> _TASK TO COMPLETE_: Go through the entries below and retype them exactly, omitting each picture.
___ RECORDS FOR THIS TASK ___
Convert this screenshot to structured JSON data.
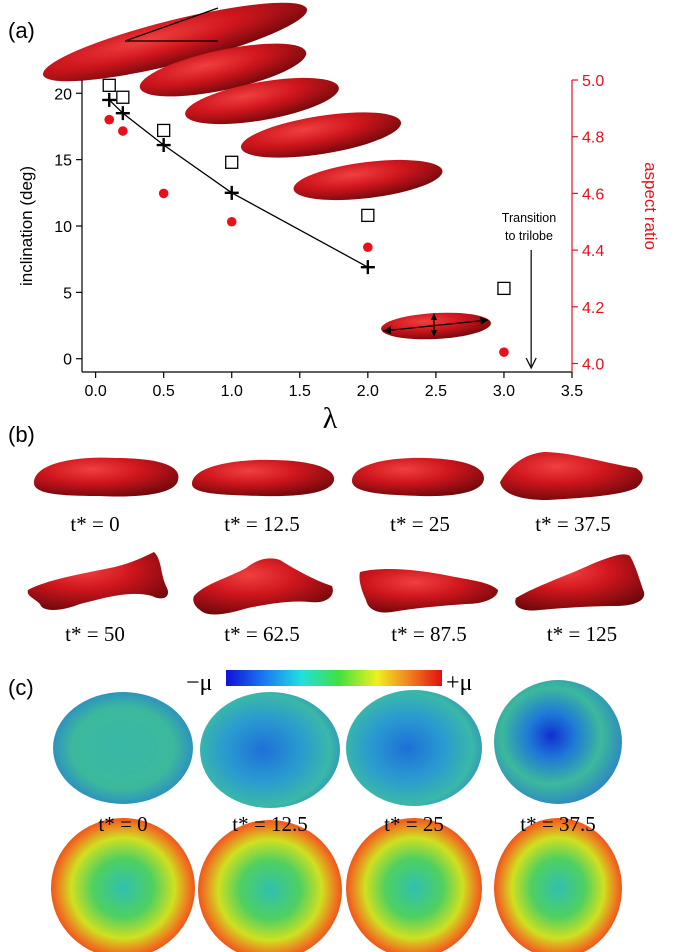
{
  "panel_labels": {
    "a": "(a)",
    "b": "(b)",
    "c": "(c)"
  },
  "chart_data": {
    "type": "scatter",
    "xlabel": "λ",
    "ylabel": "inclination (deg)",
    "y2label": "aspect ratio",
    "xlim": [
      -0.1,
      3.5
    ],
    "ylim": [
      -1,
      21
    ],
    "y2lim": [
      3.97,
      5.0
    ],
    "xticks": [
      "0.0",
      "0.5",
      "1.0",
      "1.5",
      "2.0",
      "2.5",
      "3.0",
      "3.5"
    ],
    "yticks": [
      "0",
      "5",
      "10",
      "15",
      "20"
    ],
    "y2ticks": [
      "4.0",
      "4.2",
      "4.4",
      "4.6",
      "4.8",
      "5.0"
    ],
    "grid": false,
    "series": [
      {
        "marker": "plus-line",
        "color": "#000000",
        "x": [
          0.1,
          0.2,
          0.5,
          1.0,
          2.0
        ],
        "y": [
          19.5,
          18.5,
          16.1,
          12.5,
          6.9
        ]
      },
      {
        "marker": "open-square",
        "color": "#000000",
        "x": [
          0.1,
          0.2,
          0.5,
          1.0,
          2.0,
          3.0
        ],
        "y": [
          20.6,
          19.7,
          17.2,
          14.8,
          10.8,
          5.3
        ]
      },
      {
        "marker": "red-dot",
        "color": "#e8101a",
        "axis": "right",
        "x": [
          0.1,
          0.2,
          0.5,
          1.0,
          2.0,
          3.0
        ],
        "y": [
          4.86,
          4.82,
          4.6,
          4.5,
          4.41,
          4.04
        ]
      }
    ],
    "annotation": {
      "line1": "Transition",
      "line2": "to trilobe",
      "x": 3.2
    }
  },
  "panel_b": {
    "labels": [
      "t* = 0",
      "t* = 12.5",
      "t* = 25",
      "t* = 37.5",
      "t* = 50",
      "t* = 62.5",
      "t* = 87.5",
      "t* = 125"
    ]
  },
  "panel_c": {
    "colorbar_min": "−μ",
    "colorbar_max": "+μ",
    "labels": [
      "t* = 0",
      "t* = 12.5",
      "t* = 25",
      "t* = 37.5"
    ]
  },
  "colors": {
    "shape": "#c8141c",
    "shape_dark": "#7a0a0e",
    "right_axis": "#e8101a"
  }
}
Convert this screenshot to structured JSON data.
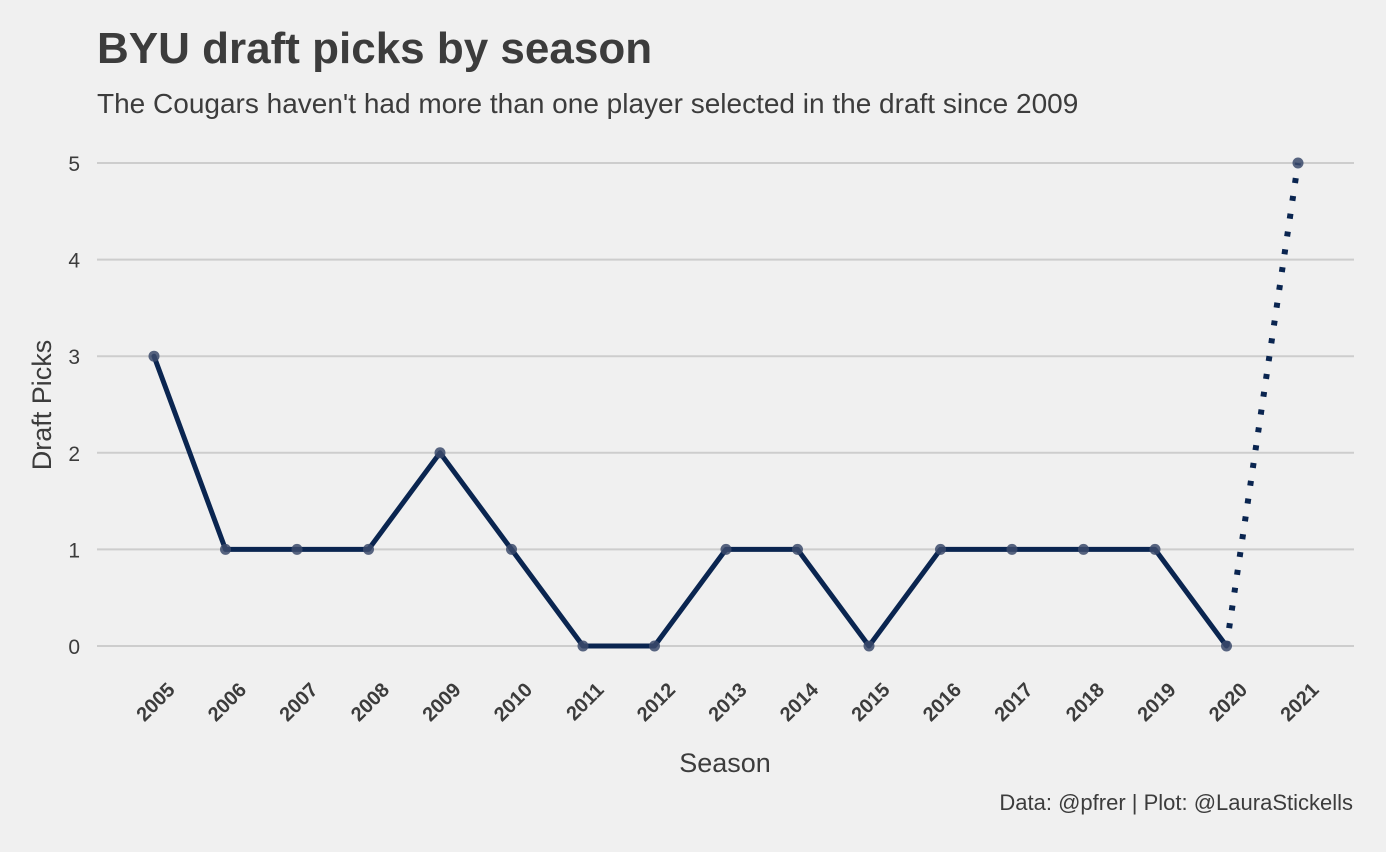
{
  "chart_data": {
    "type": "line",
    "title": "BYU draft picks by season",
    "subtitle": "The Cougars haven't had more than one player selected in the draft since 2009",
    "caption": "Data: @pfrer | Plot: @LauraStickells",
    "xlabel": "Season",
    "ylabel": "Draft Picks",
    "x": [
      2005,
      2006,
      2007,
      2008,
      2009,
      2010,
      2011,
      2012,
      2013,
      2014,
      2015,
      2016,
      2017,
      2018,
      2019,
      2020,
      2021
    ],
    "ylim": [
      0,
      5
    ],
    "yticks": [
      0,
      1,
      2,
      3,
      4,
      5
    ],
    "grid": true,
    "legend": "none",
    "series": [
      {
        "style": "solid",
        "x": [
          2005,
          2006,
          2007,
          2008,
          2009,
          2010,
          2011,
          2012,
          2013,
          2014,
          2015,
          2016,
          2017,
          2018,
          2019,
          2020
        ],
        "values": [
          3,
          1,
          1,
          1,
          2,
          1,
          0,
          0,
          1,
          1,
          0,
          1,
          1,
          1,
          1,
          0
        ]
      },
      {
        "style": "dotted",
        "x": [
          2020,
          2021
        ],
        "values": [
          0,
          5
        ]
      }
    ],
    "colors": {
      "line": "#0a2550",
      "point": "#3b4a6b",
      "grid": "#cdcdcd",
      "background": "#f0f0f0",
      "text": "#3c3c3c"
    }
  }
}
___
> _WRITTEN SOLUTION_:
Convert this screenshot to structured JSON data.
{
  "panel_labels": {
    "a": "(a)",
    "b": "(b)",
    "c": "(c)"
  },
  "chart_data": {
    "type": "scatter",
    "xlabel": "λ",
    "ylabel": "inclination (deg)",
    "y2label": "aspect ratio",
    "xlim": [
      -0.1,
      3.5
    ],
    "ylim": [
      -1,
      21
    ],
    "y2lim": [
      3.97,
      5.0
    ],
    "xticks": [
      "0.0",
      "0.5",
      "1.0",
      "1.5",
      "2.0",
      "2.5",
      "3.0",
      "3.5"
    ],
    "yticks": [
      "0",
      "5",
      "10",
      "15",
      "20"
    ],
    "y2ticks": [
      "4.0",
      "4.2",
      "4.4",
      "4.6",
      "4.8",
      "5.0"
    ],
    "grid": false,
    "series": [
      {
        "marker": "plus-line",
        "color": "#000000",
        "x": [
          0.1,
          0.2,
          0.5,
          1.0,
          2.0
        ],
        "y": [
          19.5,
          18.5,
          16.1,
          12.5,
          6.9
        ]
      },
      {
        "marker": "open-square",
        "color": "#000000",
        "x": [
          0.1,
          0.2,
          0.5,
          1.0,
          2.0,
          3.0
        ],
        "y": [
          20.6,
          19.7,
          17.2,
          14.8,
          10.8,
          5.3
        ]
      },
      {
        "marker": "red-dot",
        "color": "#e8101a",
        "axis": "right",
        "x": [
          0.1,
          0.2,
          0.5,
          1.0,
          2.0,
          3.0
        ],
        "y": [
          4.86,
          4.82,
          4.6,
          4.5,
          4.41,
          4.04
        ]
      }
    ],
    "annotation": {
      "line1": "Transition",
      "line2": "to trilobe",
      "x": 3.2
    }
  },
  "panel_b": {
    "labels": [
      "t* = 0",
      "t* = 12.5",
      "t* = 25",
      "t* = 37.5",
      "t* = 50",
      "t* = 62.5",
      "t* = 87.5",
      "t* = 125"
    ]
  },
  "panel_c": {
    "colorbar_min": "−μ",
    "colorbar_max": "+μ",
    "labels": [
      "t* = 0",
      "t* = 12.5",
      "t* = 25",
      "t* = 37.5"
    ]
  },
  "colors": {
    "shape": "#c8141c",
    "shape_dark": "#7a0a0e",
    "right_axis": "#e8101a"
  }
}
Convert this screenshot to structured JSON data.
{
  "chart_data": {
    "type": "line",
    "title": "BYU draft picks by season",
    "subtitle": "The Cougars haven't had more than one player selected in the draft since 2009",
    "caption": "Data: @pfrer | Plot: @LauraStickells",
    "xlabel": "Season",
    "ylabel": "Draft Picks",
    "x": [
      2005,
      2006,
      2007,
      2008,
      2009,
      2010,
      2011,
      2012,
      2013,
      2014,
      2015,
      2016,
      2017,
      2018,
      2019,
      2020,
      2021
    ],
    "ylim": [
      0,
      5
    ],
    "yticks": [
      0,
      1,
      2,
      3,
      4,
      5
    ],
    "grid": true,
    "legend": "none",
    "series": [
      {
        "style": "solid",
        "x": [
          2005,
          2006,
          2007,
          2008,
          2009,
          2010,
          2011,
          2012,
          2013,
          2014,
          2015,
          2016,
          2017,
          2018,
          2019,
          2020
        ],
        "values": [
          3,
          1,
          1,
          1,
          2,
          1,
          0,
          0,
          1,
          1,
          0,
          1,
          1,
          1,
          1,
          0
        ]
      },
      {
        "style": "dotted",
        "x": [
          2020,
          2021
        ],
        "values": [
          0,
          5
        ]
      }
    ],
    "colors": {
      "line": "#0a2550",
      "point": "#3b4a6b",
      "grid": "#cdcdcd",
      "background": "#f0f0f0",
      "text": "#3c3c3c"
    }
  }
}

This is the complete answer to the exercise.